START MATERIAL SUPPLIED
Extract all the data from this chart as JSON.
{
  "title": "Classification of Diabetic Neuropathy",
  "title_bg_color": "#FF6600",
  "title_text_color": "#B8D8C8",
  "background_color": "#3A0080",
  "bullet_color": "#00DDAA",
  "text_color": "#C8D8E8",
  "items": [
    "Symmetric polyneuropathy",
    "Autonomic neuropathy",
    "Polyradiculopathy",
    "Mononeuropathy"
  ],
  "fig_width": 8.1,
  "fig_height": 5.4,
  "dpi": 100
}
END MATERIAL SUPPLIED
Copy out all of the data exactly, leaving nothing out.

- _EXERCISE RESPONSE_
Extract all the data from this chart as JSON.
{
  "title": "Classification of Diabetic Neuropathy",
  "title_bg_color": "#FF6600",
  "title_text_color": "#B8D8C8",
  "background_color": "#3A0080",
  "bullet_color": "#00DDAA",
  "text_color": "#C8D8E8",
  "items": [
    "Symmetric polyneuropathy",
    "Autonomic neuropathy",
    "Polyradiculopathy",
    "Mononeuropathy"
  ],
  "fig_width": 8.1,
  "fig_height": 5.4,
  "dpi": 100
}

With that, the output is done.